* **Work to be completed**:
Transcribe the records below in full; pictures stay out of the copy.

* **Data in this exercise**:
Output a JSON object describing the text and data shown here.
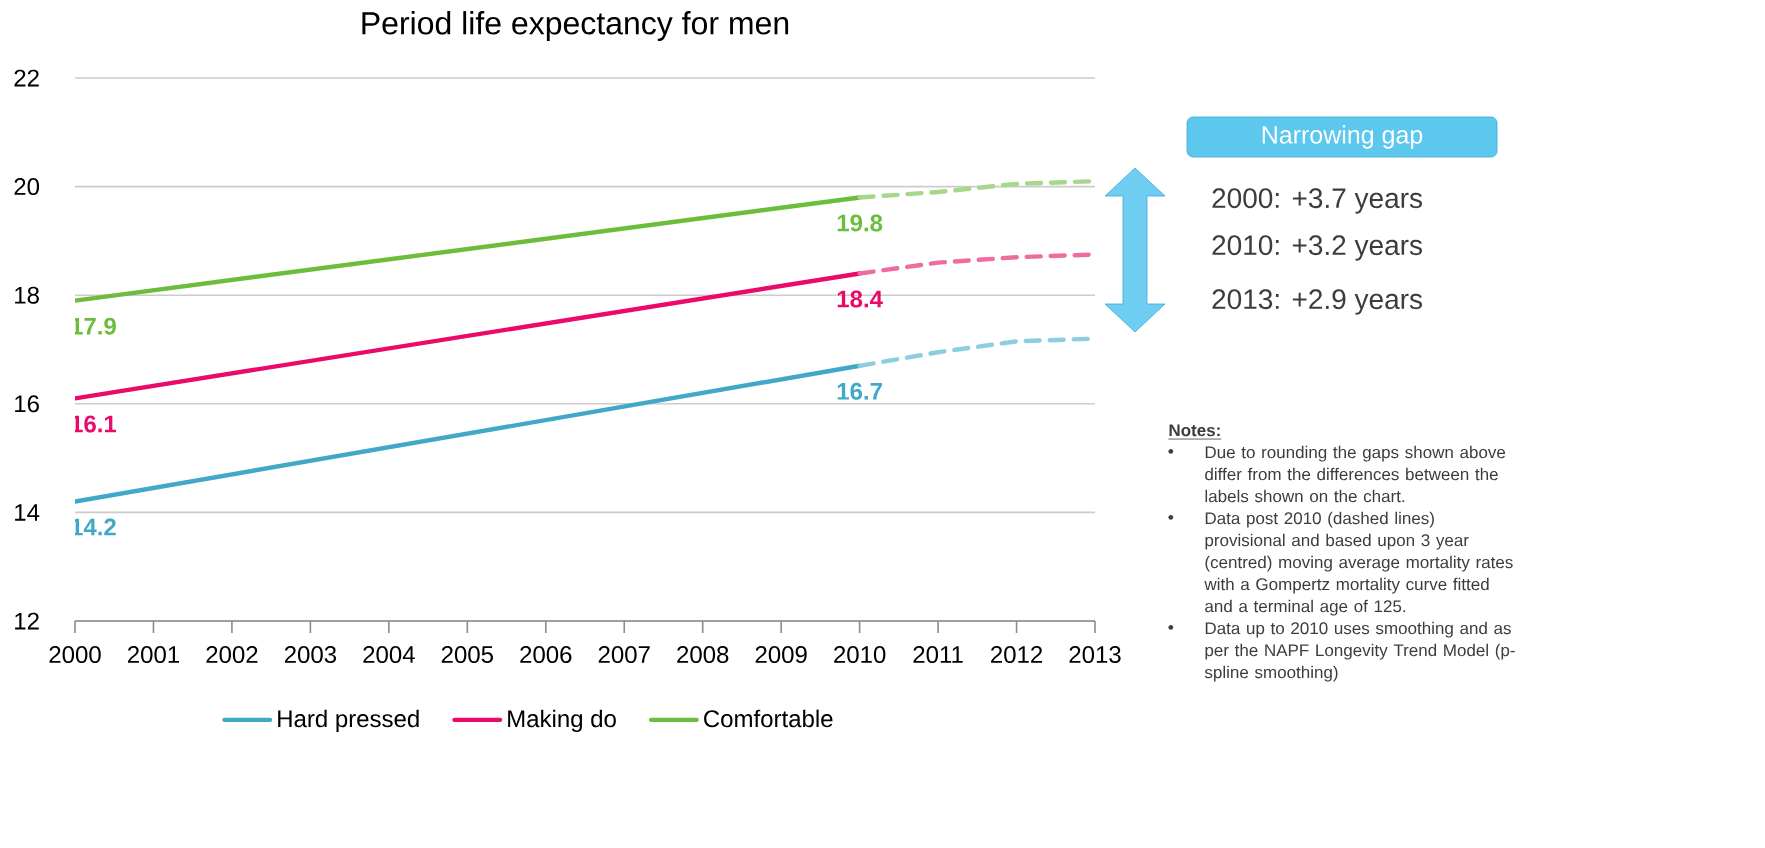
{
  "chart_data": {
    "type": "line",
    "title": "Period life expectancy for men",
    "xlim": [
      2000,
      2013
    ],
    "ylim": [
      12,
      22
    ],
    "xticks": [
      2000,
      2001,
      2002,
      2003,
      2004,
      2005,
      2006,
      2007,
      2008,
      2009,
      2010,
      2011,
      2012,
      2013
    ],
    "yticks": [
      12,
      14,
      16,
      18,
      20,
      22
    ],
    "grid": "y",
    "legend": "bottom",
    "marker": "none",
    "series": [
      {
        "name": "Hard pressed",
        "color": "#41a8c8",
        "x": [
          2000,
          2010
        ],
        "values": [
          14.2,
          16.7
        ],
        "value_labels": [
          "14.2",
          "16.7"
        ],
        "line_style": "solid"
      },
      {
        "name": "Making do",
        "color": "#ea0a6a",
        "x": [
          2000,
          2010
        ],
        "values": [
          16.1,
          18.4
        ],
        "value_labels": [
          "16.1",
          "18.4"
        ],
        "line_style": "solid"
      },
      {
        "name": "Comfortable",
        "color": "#6cbd3c",
        "x": [
          2000,
          2010
        ],
        "values": [
          17.9,
          19.8
        ],
        "value_labels": [
          "17.9",
          "19.8"
        ],
        "line_style": "solid"
      },
      {
        "color": "#8ccde0",
        "x": [
          2010,
          2011,
          2012,
          2013
        ],
        "values": [
          16.7,
          16.95,
          17.15,
          17.2
        ],
        "line_style": "dashed"
      },
      {
        "color": "#f06ba0",
        "x": [
          2010,
          2011,
          2012,
          2013
        ],
        "values": [
          18.4,
          18.6,
          18.7,
          18.75
        ],
        "line_style": "dashed"
      },
      {
        "color": "#a6d78a",
        "x": [
          2010,
          2011,
          2012,
          2013
        ],
        "values": [
          19.8,
          19.9,
          20.05,
          20.1
        ],
        "line_style": "dashed"
      }
    ],
    "annotations": [
      "Narrowing gap",
      "2000: +3.7 years",
      "2010: +3.2 years",
      "2013: +2.9 years",
      "Notes:",
      "Due to rounding the gaps shown above differ from the differences between the labels shown on the chart.",
      "Data post 2010 (dashed lines) provisional and based upon 3 year (centred) moving average mortality rates with a Gompertz mortality curve fitted and a terminal age of 125.",
      "Data up to 2010 uses smoothing and as per the NAPF Longevity Trend Model (p-spline smoothing)"
    ]
  }
}
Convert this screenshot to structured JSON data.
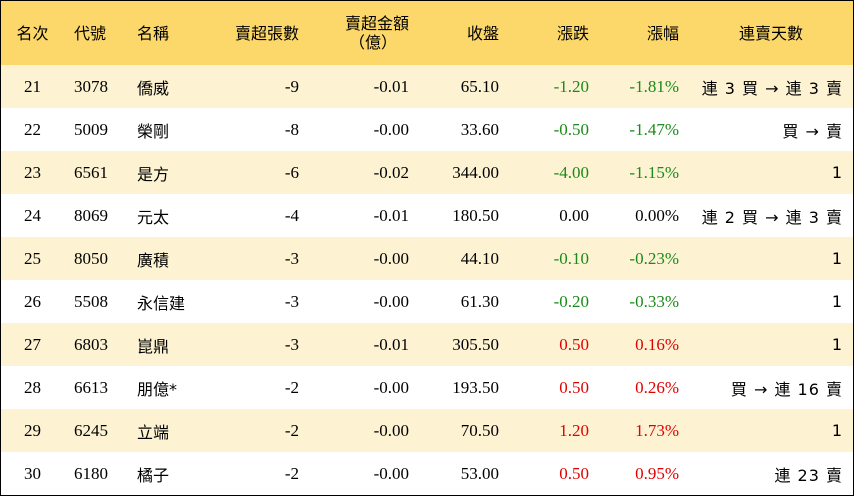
{
  "headers": {
    "rank": "名次",
    "code": "代號",
    "name": "名稱",
    "net_sell_lots": "賣超張數",
    "net_sell_amount_line1": "賣超金額",
    "net_sell_amount_line2": "（億）",
    "close": "收盤",
    "change": "漲跌",
    "change_pct": "漲幅",
    "streak": "連賣天數"
  },
  "rows": [
    {
      "rank": "21",
      "code": "3078",
      "name": "僑威",
      "lots": "-9",
      "amount": "-0.01",
      "close": "65.10",
      "change": "-1.20",
      "pct": "-1.81%",
      "trend": "down",
      "streak": "連 3 買 → 連 3 賣"
    },
    {
      "rank": "22",
      "code": "5009",
      "name": "榮剛",
      "lots": "-8",
      "amount": "-0.00",
      "close": "33.60",
      "change": "-0.50",
      "pct": "-1.47%",
      "trend": "down",
      "streak": "買 → 賣"
    },
    {
      "rank": "23",
      "code": "6561",
      "name": "是方",
      "lots": "-6",
      "amount": "-0.02",
      "close": "344.00",
      "change": "-4.00",
      "pct": "-1.15%",
      "trend": "down",
      "streak": "1"
    },
    {
      "rank": "24",
      "code": "8069",
      "name": "元太",
      "lots": "-4",
      "amount": "-0.01",
      "close": "180.50",
      "change": "0.00",
      "pct": "0.00%",
      "trend": "flat",
      "streak": "連 2 買 → 連 3 賣"
    },
    {
      "rank": "25",
      "code": "8050",
      "name": "廣積",
      "lots": "-3",
      "amount": "-0.00",
      "close": "44.10",
      "change": "-0.10",
      "pct": "-0.23%",
      "trend": "down",
      "streak": "1"
    },
    {
      "rank": "26",
      "code": "5508",
      "name": "永信建",
      "lots": "-3",
      "amount": "-0.00",
      "close": "61.30",
      "change": "-0.20",
      "pct": "-0.33%",
      "trend": "down",
      "streak": "1"
    },
    {
      "rank": "27",
      "code": "6803",
      "name": "崑鼎",
      "lots": "-3",
      "amount": "-0.01",
      "close": "305.50",
      "change": "0.50",
      "pct": "0.16%",
      "trend": "up",
      "streak": "1"
    },
    {
      "rank": "28",
      "code": "6613",
      "name": "朋億*",
      "lots": "-2",
      "amount": "-0.00",
      "close": "193.50",
      "change": "0.50",
      "pct": "0.26%",
      "trend": "up",
      "streak": "買 → 連 16 賣"
    },
    {
      "rank": "29",
      "code": "6245",
      "name": "立端",
      "lots": "-2",
      "amount": "-0.00",
      "close": "70.50",
      "change": "1.20",
      "pct": "1.73%",
      "trend": "up",
      "streak": "1"
    },
    {
      "rank": "30",
      "code": "6180",
      "name": "橘子",
      "lots": "-2",
      "amount": "-0.00",
      "close": "53.00",
      "change": "0.50",
      "pct": "0.95%",
      "trend": "up",
      "streak": "連 23 賣"
    }
  ],
  "colors": {
    "header_bg": "#fcd769",
    "odd_row_bg": "#fdf3d3",
    "up": "#e00000",
    "down": "#1a8a1a"
  }
}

* **Answer to this exercise**:
Output a JSON object describing the text and data shown here.
{
  "chart_data": {
    "type": "line",
    "title": "Period life expectancy for men",
    "xlim": [
      2000,
      2013
    ],
    "ylim": [
      12,
      22
    ],
    "xticks": [
      2000,
      2001,
      2002,
      2003,
      2004,
      2005,
      2006,
      2007,
      2008,
      2009,
      2010,
      2011,
      2012,
      2013
    ],
    "yticks": [
      12,
      14,
      16,
      18,
      20,
      22
    ],
    "grid": "y",
    "legend": "bottom",
    "marker": "none",
    "series": [
      {
        "name": "Hard pressed",
        "color": "#41a8c8",
        "x": [
          2000,
          2010
        ],
        "values": [
          14.2,
          16.7
        ],
        "value_labels": [
          "14.2",
          "16.7"
        ],
        "line_style": "solid"
      },
      {
        "name": "Making do",
        "color": "#ea0a6a",
        "x": [
          2000,
          2010
        ],
        "values": [
          16.1,
          18.4
        ],
        "value_labels": [
          "16.1",
          "18.4"
        ],
        "line_style": "solid"
      },
      {
        "name": "Comfortable",
        "color": "#6cbd3c",
        "x": [
          2000,
          2010
        ],
        "values": [
          17.9,
          19.8
        ],
        "value_labels": [
          "17.9",
          "19.8"
        ],
        "line_style": "solid"
      },
      {
        "color": "#8ccde0",
        "x": [
          2010,
          2011,
          2012,
          2013
        ],
        "values": [
          16.7,
          16.95,
          17.15,
          17.2
        ],
        "line_style": "dashed"
      },
      {
        "color": "#f06ba0",
        "x": [
          2010,
          2011,
          2012,
          2013
        ],
        "values": [
          18.4,
          18.6,
          18.7,
          18.75
        ],
        "line_style": "dashed"
      },
      {
        "color": "#a6d78a",
        "x": [
          2010,
          2011,
          2012,
          2013
        ],
        "values": [
          19.8,
          19.9,
          20.05,
          20.1
        ],
        "line_style": "dashed"
      }
    ],
    "annotations": [
      "Narrowing gap",
      "2000: +3.7 years",
      "2010: +3.2 years",
      "2013: +2.9 years",
      "Notes:",
      "Due to rounding the gaps shown above differ from the differences between the labels shown on the chart.",
      "Data post 2010 (dashed lines) provisional and based upon 3 year (centred) moving average mortality rates with a Gompertz mortality curve fitted and a terminal age of 125.",
      "Data up to 2010 uses smoothing and as per the NAPF Longevity Trend Model (p-spline smoothing)"
    ]
  }
}
Convert this screenshot to structured JSON data.
{
  "headers": {
    "rank": "名次",
    "code": "代號",
    "name": "名稱",
    "net_sell_lots": "賣超張數",
    "net_sell_amount_line1": "賣超金額",
    "net_sell_amount_line2": "（億）",
    "close": "收盤",
    "change": "漲跌",
    "change_pct": "漲幅",
    "streak": "連賣天數"
  },
  "rows": [
    {
      "rank": "21",
      "code": "3078",
      "name": "僑威",
      "lots": "-9",
      "amount": "-0.01",
      "close": "65.10",
      "change": "-1.20",
      "pct": "-1.81%",
      "trend": "down",
      "streak": "連 3 買 → 連 3 賣"
    },
    {
      "rank": "22",
      "code": "5009",
      "name": "榮剛",
      "lots": "-8",
      "amount": "-0.00",
      "close": "33.60",
      "change": "-0.50",
      "pct": "-1.47%",
      "trend": "down",
      "streak": "買 → 賣"
    },
    {
      "rank": "23",
      "code": "6561",
      "name": "是方",
      "lots": "-6",
      "amount": "-0.02",
      "close": "344.00",
      "change": "-4.00",
      "pct": "-1.15%",
      "trend": "down",
      "streak": "1"
    },
    {
      "rank": "24",
      "code": "8069",
      "name": "元太",
      "lots": "-4",
      "amount": "-0.01",
      "close": "180.50",
      "change": "0.00",
      "pct": "0.00%",
      "trend": "flat",
      "streak": "連 2 買 → 連 3 賣"
    },
    {
      "rank": "25",
      "code": "8050",
      "name": "廣積",
      "lots": "-3",
      "amount": "-0.00",
      "close": "44.10",
      "change": "-0.10",
      "pct": "-0.23%",
      "trend": "down",
      "streak": "1"
    },
    {
      "rank": "26",
      "code": "5508",
      "name": "永信建",
      "lots": "-3",
      "amount": "-0.00",
      "close": "61.30",
      "change": "-0.20",
      "pct": "-0.33%",
      "trend": "down",
      "streak": "1"
    },
    {
      "rank": "27",
      "code": "6803",
      "name": "崑鼎",
      "lots": "-3",
      "amount": "-0.01",
      "close": "305.50",
      "change": "0.50",
      "pct": "0.16%",
      "trend": "up",
      "streak": "1"
    },
    {
      "rank": "28",
      "code": "6613",
      "name": "朋億*",
      "lots": "-2",
      "amount": "-0.00",
      "close": "193.50",
      "change": "0.50",
      "pct": "0.26%",
      "trend": "up",
      "streak": "買 → 連 16 賣"
    },
    {
      "rank": "29",
      "code": "6245",
      "name": "立端",
      "lots": "-2",
      "amount": "-0.00",
      "close": "70.50",
      "change": "1.20",
      "pct": "1.73%",
      "trend": "up",
      "streak": "1"
    },
    {
      "rank": "30",
      "code": "6180",
      "name": "橘子",
      "lots": "-2",
      "amount": "-0.00",
      "close": "53.00",
      "change": "0.50",
      "pct": "0.95%",
      "trend": "up",
      "streak": "連 23 賣"
    }
  ],
  "colors": {
    "header_bg": "#fcd769",
    "odd_row_bg": "#fdf3d3",
    "up": "#e00000",
    "down": "#1a8a1a"
  }
}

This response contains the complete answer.